-------- Extracted material

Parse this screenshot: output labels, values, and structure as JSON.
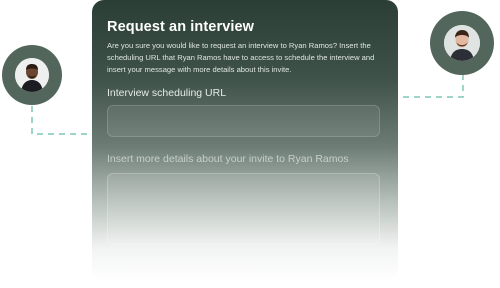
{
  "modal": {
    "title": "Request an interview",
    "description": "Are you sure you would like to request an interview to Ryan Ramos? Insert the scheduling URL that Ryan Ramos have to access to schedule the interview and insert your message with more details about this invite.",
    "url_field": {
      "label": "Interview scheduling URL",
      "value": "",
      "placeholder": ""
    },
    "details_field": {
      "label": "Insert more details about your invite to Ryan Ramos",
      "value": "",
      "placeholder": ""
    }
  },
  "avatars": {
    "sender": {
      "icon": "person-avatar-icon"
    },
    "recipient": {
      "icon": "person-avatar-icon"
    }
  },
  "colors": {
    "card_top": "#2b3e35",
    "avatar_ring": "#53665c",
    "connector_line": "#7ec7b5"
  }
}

----------------
-------- Extracted material

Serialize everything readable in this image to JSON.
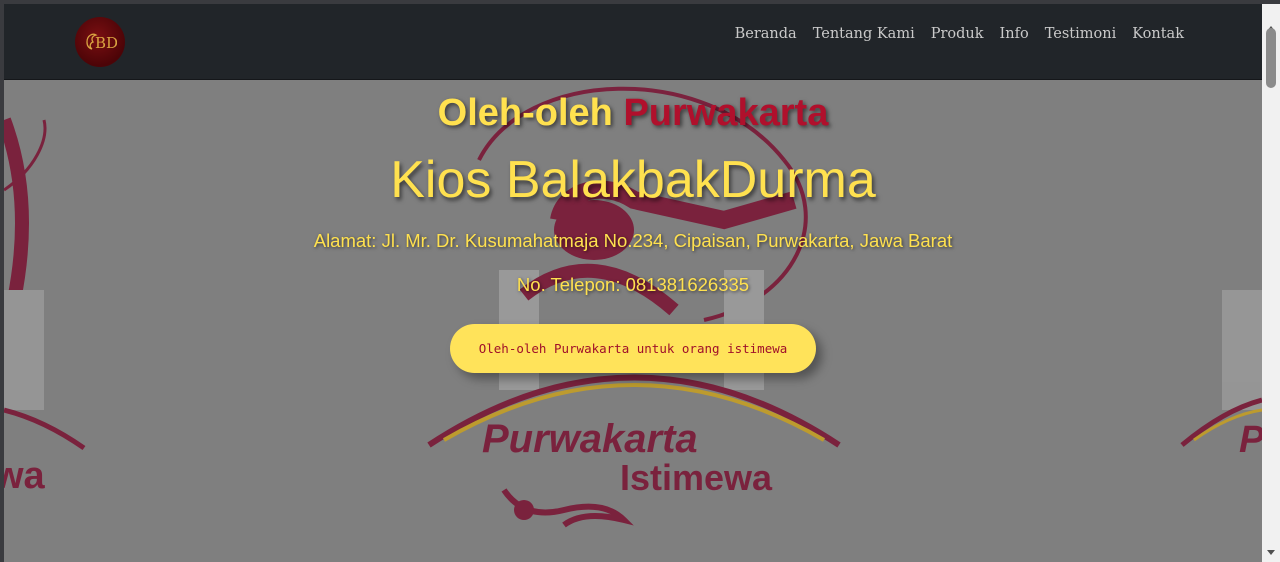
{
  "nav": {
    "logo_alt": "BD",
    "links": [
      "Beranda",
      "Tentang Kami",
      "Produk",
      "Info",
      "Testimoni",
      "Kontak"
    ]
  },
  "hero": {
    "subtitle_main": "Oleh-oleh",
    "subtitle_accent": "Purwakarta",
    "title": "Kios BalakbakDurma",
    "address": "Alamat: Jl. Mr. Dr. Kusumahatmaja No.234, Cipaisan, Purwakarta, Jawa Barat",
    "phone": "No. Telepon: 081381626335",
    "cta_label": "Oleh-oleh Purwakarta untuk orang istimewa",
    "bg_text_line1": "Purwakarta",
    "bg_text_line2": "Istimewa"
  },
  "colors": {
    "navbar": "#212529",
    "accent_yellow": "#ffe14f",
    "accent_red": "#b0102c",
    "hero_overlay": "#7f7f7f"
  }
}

----------------
-------- Extracted material

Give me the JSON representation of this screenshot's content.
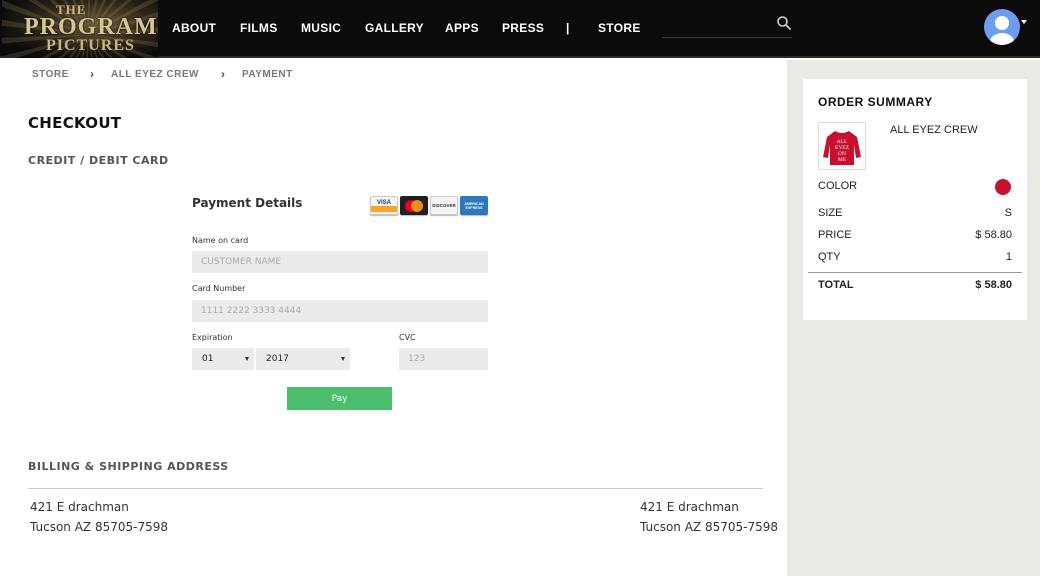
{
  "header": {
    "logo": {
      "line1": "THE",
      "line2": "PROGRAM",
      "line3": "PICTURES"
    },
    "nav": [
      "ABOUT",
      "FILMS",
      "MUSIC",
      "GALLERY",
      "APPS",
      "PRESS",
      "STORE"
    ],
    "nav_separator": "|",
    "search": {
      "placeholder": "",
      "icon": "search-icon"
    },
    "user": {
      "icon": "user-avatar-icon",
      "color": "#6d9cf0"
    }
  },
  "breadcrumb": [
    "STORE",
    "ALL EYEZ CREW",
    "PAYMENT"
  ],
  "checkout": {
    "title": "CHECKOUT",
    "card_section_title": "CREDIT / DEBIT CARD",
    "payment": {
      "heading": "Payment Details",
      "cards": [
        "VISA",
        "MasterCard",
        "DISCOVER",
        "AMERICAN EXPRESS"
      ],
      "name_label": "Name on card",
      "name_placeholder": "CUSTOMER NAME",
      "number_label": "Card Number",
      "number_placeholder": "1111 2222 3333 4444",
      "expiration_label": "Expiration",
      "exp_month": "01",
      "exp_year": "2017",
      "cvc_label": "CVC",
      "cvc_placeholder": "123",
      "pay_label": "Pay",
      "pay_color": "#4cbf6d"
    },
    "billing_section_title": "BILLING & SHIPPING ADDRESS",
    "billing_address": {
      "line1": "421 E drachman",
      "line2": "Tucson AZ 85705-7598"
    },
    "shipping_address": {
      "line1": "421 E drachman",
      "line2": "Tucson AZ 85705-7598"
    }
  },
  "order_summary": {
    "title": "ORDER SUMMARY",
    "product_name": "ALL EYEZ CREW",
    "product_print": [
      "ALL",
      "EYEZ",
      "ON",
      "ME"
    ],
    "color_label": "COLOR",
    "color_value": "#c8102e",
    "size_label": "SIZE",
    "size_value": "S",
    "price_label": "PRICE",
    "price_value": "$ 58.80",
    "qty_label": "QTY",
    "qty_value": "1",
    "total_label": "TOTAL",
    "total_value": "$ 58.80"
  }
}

----------------

- [Written exercise]:
In the listing above, find the lines holding the word "Purwakarta" and copy them.

- [Result for this task]:
    "subtitle_accent": "Purwakarta",
    "address": "Alamat: Jl. Mr. Dr. Kusumahatmaja No.234, Cipaisan, Purwakarta, Jawa Barat",
    "cta_label": "Oleh-oleh Purwakarta untuk orang istimewa",
    "bg_text_line1": "Purwakarta",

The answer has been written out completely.